• **WHAT IS ASKED**
Quote the part of the records that opens with the line containing "intro-text (5, 36, 793, 166)" and closes with the line containing "feature-heading: 行走順暢度佳，低噪音 (5, 378, 166, 397)", reproducing each line precisely.

--- BEGIN ---

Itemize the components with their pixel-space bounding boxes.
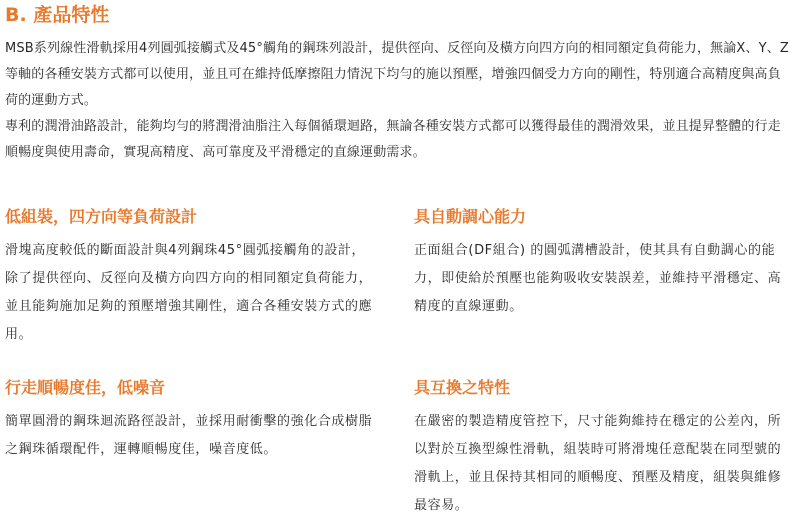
intro-text (5, 36, 793, 166)
feature-low-assembly (5, 206, 377, 349)
feature-body: 在嚴密的製造精度管控下，尺寸能夠維持在穩定的公差內，所以對於互換型線性滑軌，組裝時可將滑塊任意配裝在同型號的滑軌上，並且保持其相同的順暢度、預壓及精度，組裝與維修最容易。 (414, 414, 782, 513)
section-title: B. 產品特性 (5, 4, 110, 26)
feature-self-alignment (414, 206, 786, 321)
feature-heading: 行走順暢度佳，低噪音 (5, 378, 166, 397)
feature-heading: 具互換之特性 (414, 378, 511, 397)
feature-heading: 低組裝，四方向等負荷設計 (5, 207, 198, 226)
feature-body: 簡單圓滑的鋼珠迴流路徑設計，並採用耐衝擊的強化合成樹脂之鋼珠循環配件，運轉順暢度佳，噪音度低。 (5, 414, 373, 457)
feature-heading: 具自動調心能力 (414, 207, 527, 226)
feature-smooth-low-noise (5, 377, 377, 464)
feature-interchangeable (414, 377, 786, 520)
feature-body: 正面組合(DF組合) 的圓弧溝槽設計，使其具有自動調心的能力，即使給於預壓也能夠吸收安裝誤差，並維持平滑穩定、高精度的直線運動。 (414, 243, 782, 314)
feature-body: 滑塊高度較低的斷面設計與4列鋼珠45°圓弧接觸角的設計，除了提供徑向、反徑向及橫方向四方向的相同額定負荷能力，並且能夠施加足夠的預壓增強其剛性，適合各種安裝方式的應用。 (5, 243, 373, 342)
intro-paragraph: 專利的潤滑油路設計，能夠均勻的將潤滑油脂注入每個循環迴路，無論各種安裝方式都可以獲得最佳的潤滑效果，並且提昇整體的行走順暢度與使用壽命，實現高精度、高可靠度及平滑穩定的直線運動需求。 (5, 119, 781, 160)
intro-paragraph: MSB系列線性滑軌採用4列圓弧接觸式及45°觸角的鋼珠列設計，提供徑向、反徑向及橫方向四方向的相同額定負荷能力，無論X、Y、Z等軸的各種安裝方式都可以使用，並且可在維持低摩擦阻力情況下均勻的施以預壓，增強四個受力方向的剛性，特別適合高精度與高負荷的運動方式。 (5, 41, 789, 108)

--- END ---

• **ANSWER FOR THIS EXERCISE**
intro-text (5, 36, 793, 166)
feature-low-assembly (5, 206, 377, 349)
feature-body: 在嚴密的製造精度管控下，尺寸能夠維持在穩定的公差內，所以對於互換型線性滑軌，組裝時可將滑塊任意配裝在同型號的滑軌上，並且保持其相同的順暢度、預壓及精度，組裝與維修最容易。 (414, 414, 782, 513)
section-title: B. 產品特性 (5, 4, 110, 26)
feature-self-alignment (414, 206, 786, 321)
feature-heading: 行走順暢度佳，低噪音 (5, 378, 166, 397)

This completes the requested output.